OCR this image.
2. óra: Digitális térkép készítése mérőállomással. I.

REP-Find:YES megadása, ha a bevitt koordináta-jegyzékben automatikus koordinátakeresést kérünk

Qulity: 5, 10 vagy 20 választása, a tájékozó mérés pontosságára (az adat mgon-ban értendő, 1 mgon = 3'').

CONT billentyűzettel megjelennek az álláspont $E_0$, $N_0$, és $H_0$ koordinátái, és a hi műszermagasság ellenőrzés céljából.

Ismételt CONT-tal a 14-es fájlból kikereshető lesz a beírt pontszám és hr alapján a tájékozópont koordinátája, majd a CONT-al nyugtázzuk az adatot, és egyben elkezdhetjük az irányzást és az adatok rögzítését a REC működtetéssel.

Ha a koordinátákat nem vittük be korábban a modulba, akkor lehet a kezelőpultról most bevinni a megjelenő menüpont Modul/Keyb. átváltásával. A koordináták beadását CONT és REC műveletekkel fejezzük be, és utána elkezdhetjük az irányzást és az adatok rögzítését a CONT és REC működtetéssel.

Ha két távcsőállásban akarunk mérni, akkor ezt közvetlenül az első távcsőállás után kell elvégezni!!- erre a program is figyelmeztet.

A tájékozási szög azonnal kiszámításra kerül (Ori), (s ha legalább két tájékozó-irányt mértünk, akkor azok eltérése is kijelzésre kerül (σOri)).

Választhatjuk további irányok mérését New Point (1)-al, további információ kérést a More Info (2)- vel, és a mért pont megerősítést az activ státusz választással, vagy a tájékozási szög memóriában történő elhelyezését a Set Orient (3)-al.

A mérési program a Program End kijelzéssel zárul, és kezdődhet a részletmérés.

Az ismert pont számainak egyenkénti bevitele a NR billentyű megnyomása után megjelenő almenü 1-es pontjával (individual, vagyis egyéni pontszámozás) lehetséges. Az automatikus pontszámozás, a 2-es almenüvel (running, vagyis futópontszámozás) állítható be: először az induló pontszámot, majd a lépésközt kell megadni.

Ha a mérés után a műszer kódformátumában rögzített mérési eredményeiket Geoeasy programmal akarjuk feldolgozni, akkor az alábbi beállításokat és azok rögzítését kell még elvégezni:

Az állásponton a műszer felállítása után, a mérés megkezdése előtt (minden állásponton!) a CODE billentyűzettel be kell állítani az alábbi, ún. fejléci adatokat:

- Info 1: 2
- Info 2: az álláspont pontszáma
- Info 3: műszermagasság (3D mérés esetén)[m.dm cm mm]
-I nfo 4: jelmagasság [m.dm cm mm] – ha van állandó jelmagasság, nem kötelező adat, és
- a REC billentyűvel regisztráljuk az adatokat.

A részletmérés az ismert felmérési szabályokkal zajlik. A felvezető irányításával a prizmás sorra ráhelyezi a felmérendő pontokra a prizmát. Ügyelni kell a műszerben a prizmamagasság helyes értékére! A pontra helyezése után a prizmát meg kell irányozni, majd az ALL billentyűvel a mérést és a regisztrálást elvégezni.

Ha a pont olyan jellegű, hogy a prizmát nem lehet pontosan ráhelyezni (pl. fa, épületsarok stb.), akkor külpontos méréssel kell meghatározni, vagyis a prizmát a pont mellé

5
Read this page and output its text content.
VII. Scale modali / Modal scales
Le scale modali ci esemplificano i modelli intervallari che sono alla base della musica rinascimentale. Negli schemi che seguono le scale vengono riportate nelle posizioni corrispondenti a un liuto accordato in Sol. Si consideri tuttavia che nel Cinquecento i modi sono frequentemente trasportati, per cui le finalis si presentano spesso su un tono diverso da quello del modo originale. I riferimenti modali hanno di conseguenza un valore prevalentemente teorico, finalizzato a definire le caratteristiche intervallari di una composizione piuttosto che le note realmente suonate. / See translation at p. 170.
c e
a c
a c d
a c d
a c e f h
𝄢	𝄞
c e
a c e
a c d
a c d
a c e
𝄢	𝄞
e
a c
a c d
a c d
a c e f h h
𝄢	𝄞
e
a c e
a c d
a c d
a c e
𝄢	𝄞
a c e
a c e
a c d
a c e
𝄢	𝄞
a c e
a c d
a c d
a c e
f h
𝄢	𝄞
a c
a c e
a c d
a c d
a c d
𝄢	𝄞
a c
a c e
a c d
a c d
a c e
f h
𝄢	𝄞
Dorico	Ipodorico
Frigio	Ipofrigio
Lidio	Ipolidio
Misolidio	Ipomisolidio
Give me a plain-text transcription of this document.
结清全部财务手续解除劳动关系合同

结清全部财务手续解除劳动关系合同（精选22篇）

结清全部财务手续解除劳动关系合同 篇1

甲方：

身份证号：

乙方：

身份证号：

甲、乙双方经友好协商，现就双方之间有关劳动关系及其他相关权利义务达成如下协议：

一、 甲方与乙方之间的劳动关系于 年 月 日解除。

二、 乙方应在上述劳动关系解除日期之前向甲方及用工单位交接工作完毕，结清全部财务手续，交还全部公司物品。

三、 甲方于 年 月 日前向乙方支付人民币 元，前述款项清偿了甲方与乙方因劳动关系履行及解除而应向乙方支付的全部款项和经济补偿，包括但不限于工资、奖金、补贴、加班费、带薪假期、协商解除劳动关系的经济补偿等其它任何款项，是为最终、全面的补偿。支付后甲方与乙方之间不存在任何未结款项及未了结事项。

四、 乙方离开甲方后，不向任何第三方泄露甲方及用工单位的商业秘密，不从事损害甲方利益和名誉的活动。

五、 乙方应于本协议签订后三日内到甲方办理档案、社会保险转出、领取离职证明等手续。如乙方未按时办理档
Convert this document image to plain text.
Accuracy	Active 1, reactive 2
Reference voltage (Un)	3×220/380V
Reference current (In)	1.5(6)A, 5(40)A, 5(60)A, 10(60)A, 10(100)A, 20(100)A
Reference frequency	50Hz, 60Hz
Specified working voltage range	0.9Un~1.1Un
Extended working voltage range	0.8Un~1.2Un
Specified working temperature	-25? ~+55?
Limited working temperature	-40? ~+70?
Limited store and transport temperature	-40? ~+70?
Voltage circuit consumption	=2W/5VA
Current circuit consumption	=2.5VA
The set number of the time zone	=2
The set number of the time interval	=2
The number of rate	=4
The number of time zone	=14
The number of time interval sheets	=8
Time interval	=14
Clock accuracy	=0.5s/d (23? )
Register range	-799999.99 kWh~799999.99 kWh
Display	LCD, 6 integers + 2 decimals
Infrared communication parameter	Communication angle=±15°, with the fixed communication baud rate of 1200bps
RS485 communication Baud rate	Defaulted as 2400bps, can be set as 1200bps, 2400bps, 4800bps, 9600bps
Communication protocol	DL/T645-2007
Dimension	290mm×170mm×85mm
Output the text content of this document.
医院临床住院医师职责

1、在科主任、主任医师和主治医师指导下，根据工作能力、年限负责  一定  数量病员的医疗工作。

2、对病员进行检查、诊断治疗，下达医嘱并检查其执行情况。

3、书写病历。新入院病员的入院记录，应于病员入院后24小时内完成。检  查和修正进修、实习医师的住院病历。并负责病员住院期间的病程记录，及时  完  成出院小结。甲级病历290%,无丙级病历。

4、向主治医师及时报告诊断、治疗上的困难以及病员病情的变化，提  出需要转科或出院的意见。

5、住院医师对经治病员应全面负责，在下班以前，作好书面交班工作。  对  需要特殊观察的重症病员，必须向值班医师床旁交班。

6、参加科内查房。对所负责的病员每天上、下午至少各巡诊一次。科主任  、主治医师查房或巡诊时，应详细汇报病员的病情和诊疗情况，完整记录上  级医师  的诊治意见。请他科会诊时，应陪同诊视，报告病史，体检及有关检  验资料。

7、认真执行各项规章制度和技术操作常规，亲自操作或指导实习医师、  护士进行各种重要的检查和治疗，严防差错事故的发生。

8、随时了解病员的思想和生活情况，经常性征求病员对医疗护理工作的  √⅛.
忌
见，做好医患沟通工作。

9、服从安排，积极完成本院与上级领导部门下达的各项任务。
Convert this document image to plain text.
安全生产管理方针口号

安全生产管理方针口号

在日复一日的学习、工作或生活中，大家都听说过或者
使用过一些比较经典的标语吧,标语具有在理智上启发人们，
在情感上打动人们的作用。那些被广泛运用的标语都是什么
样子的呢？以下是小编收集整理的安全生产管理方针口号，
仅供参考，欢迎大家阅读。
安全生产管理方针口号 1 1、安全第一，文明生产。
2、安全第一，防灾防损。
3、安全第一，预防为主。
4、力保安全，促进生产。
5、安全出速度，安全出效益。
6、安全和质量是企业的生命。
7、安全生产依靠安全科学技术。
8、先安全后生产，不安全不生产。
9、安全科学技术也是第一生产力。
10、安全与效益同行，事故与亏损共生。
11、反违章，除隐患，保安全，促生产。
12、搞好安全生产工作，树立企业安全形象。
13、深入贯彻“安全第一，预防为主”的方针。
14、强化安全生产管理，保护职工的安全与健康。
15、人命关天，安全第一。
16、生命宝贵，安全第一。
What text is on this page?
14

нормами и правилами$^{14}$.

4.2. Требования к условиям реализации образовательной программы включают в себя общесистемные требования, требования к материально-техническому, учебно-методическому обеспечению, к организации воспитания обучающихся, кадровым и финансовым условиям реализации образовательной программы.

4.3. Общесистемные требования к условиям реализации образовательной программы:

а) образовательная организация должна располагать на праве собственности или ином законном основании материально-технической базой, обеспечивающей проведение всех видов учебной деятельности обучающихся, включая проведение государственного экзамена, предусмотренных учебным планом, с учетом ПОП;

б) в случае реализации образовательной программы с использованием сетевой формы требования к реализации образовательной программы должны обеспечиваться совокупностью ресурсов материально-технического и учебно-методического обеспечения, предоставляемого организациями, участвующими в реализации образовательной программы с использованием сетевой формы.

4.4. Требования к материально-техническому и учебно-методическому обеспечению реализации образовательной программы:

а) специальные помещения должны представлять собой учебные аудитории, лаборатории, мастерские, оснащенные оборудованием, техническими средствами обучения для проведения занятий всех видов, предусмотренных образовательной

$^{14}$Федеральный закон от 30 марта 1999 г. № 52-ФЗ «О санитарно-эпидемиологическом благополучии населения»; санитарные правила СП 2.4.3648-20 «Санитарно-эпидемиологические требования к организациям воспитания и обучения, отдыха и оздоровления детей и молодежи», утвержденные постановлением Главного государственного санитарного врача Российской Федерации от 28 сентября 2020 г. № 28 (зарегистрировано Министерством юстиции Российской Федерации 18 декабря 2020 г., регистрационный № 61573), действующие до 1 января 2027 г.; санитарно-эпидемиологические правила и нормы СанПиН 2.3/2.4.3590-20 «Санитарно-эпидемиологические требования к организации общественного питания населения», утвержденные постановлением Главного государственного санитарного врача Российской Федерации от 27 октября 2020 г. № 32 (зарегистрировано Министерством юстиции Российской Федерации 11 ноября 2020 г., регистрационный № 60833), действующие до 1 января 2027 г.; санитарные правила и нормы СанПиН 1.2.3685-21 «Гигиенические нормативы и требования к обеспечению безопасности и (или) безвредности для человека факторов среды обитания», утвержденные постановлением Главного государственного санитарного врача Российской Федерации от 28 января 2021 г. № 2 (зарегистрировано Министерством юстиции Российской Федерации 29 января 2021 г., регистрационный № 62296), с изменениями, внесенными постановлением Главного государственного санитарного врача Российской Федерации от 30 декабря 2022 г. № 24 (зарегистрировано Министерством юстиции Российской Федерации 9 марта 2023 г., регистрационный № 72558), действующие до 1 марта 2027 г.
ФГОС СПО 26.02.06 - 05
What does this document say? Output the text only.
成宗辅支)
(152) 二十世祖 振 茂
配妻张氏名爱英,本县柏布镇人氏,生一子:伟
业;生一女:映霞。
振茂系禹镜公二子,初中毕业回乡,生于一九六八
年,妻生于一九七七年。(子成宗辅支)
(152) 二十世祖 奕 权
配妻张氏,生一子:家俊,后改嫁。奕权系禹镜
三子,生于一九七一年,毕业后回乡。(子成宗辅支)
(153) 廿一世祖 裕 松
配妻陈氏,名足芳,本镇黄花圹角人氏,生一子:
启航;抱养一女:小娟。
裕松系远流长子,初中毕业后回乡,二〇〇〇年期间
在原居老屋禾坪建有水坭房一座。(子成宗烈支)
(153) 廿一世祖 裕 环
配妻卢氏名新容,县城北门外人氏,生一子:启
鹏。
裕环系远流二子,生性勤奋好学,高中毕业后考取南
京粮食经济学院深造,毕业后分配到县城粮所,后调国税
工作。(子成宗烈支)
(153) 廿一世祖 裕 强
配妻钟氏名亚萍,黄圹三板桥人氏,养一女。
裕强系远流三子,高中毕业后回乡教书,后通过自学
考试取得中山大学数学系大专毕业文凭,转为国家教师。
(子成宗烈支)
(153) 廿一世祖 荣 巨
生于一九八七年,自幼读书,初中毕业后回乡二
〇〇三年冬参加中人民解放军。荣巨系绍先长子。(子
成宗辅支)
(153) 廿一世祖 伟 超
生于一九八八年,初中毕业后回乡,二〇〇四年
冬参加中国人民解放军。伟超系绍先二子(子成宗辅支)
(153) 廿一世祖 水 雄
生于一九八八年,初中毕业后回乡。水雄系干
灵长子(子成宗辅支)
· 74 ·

▶ OBJECTIVE:
Pull out each line of the records holding the string "temperature".

▶ ANSWER IN FULL:
Specified working temperature	-25? ~+55?
Limited working temperature	-40? ~+70?
Limited store and transport temperature	-40? ~+70?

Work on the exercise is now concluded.